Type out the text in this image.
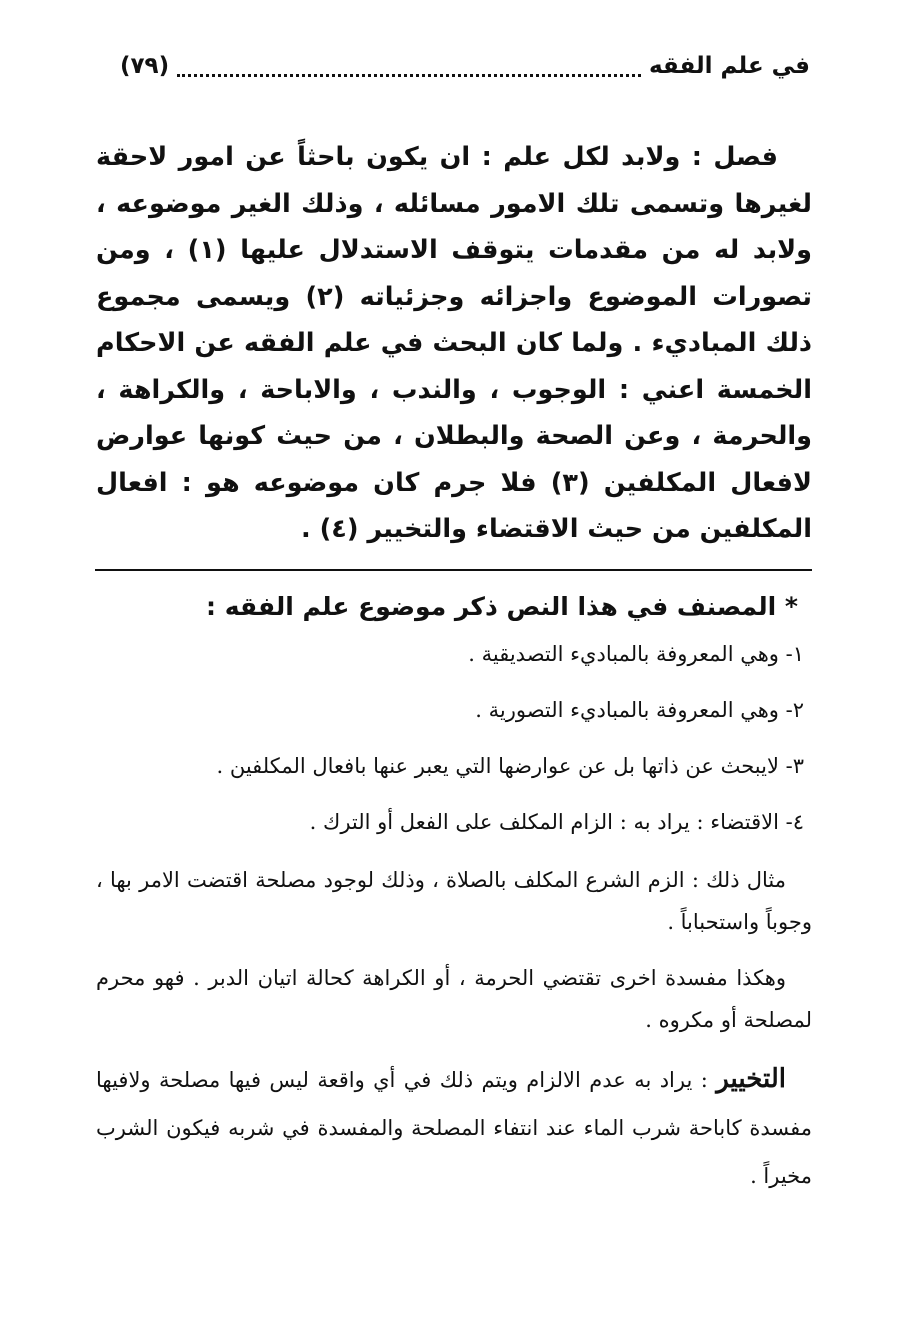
في علم الفقه
(٧٩)

فصل : ولابد لكل علم : ان يكون باحثاً عن امور لاحقة لغيرها وتسمى تلك الامور مسائله ، وذلك الغير موضوعه ، ولابد له من مقدمات يتوقف الاستدلال عليها (١) ، ومن تصورات الموضوع واجزائه وجزئياته (٢) ويسمى مجموع ذلك المباديء . ولما كان البحث في علم الفقه عن الاحكام الخمسة اعني : الوجوب ، والندب ، والاباحة ، والكراهة ، والحرمة ، وعن الصحة والبطلان ، من حيث كونها عوارض لافعال المكلفين (٣) فلا جرم كان موضوعه هو : افعال المكلفين من حيث الاقتضاء والتخيير (٤) .

* المصنف في هذا النص ذكر موضوع علم الفقه :

١- وهي المعروفة بالمباديء التصديقية .

٢- وهي المعروفة بالمباديء التصورية .

٣- لايبحث عن ذاتها بل عن عوارضها التي يعبر عنها بافعال المكلفين .

٤- الاقتضاء : يراد به : الزام المكلف على الفعل أو الترك .

مثال ذلك : الزم الشرع المكلف بالصلاة ، وذلك لوجود مصلحة اقتضت الامر بها ، وجوباً واستحباباً .

وهكذا مفسدة اخرى تقتضي الحرمة ، أو الكراهة كحالة اتيان الدبر . فهو محرم لمصلحة أو مكروه .

التخيير : يراد به عدم الالزام ويتم ذلك في أي واقعة ليس فيها مصلحة ولافيها مفسدة كاباحة شرب الماء عند انتفاء المصلحة والمفسدة في شربه فيكون الشرب مخيراً .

——————

Task directions — Which lines contain the word "مفسدة"? Copy each one.

Solved exercise —
وهكذا مفسدة اخرى تقتضي الحرمة ، أو الكراهة كحالة اتيان الدبر . فهو محرم لمصلحة أو مكروه .
التخيير : يراد به عدم الالزام ويتم ذلك في أي واقعة ليس فيها مصلحة ولافيها مفسدة كاباحة شرب الماء عند انتفاء المصلحة والمفسدة في شربه فيكون الشرب مخيراً .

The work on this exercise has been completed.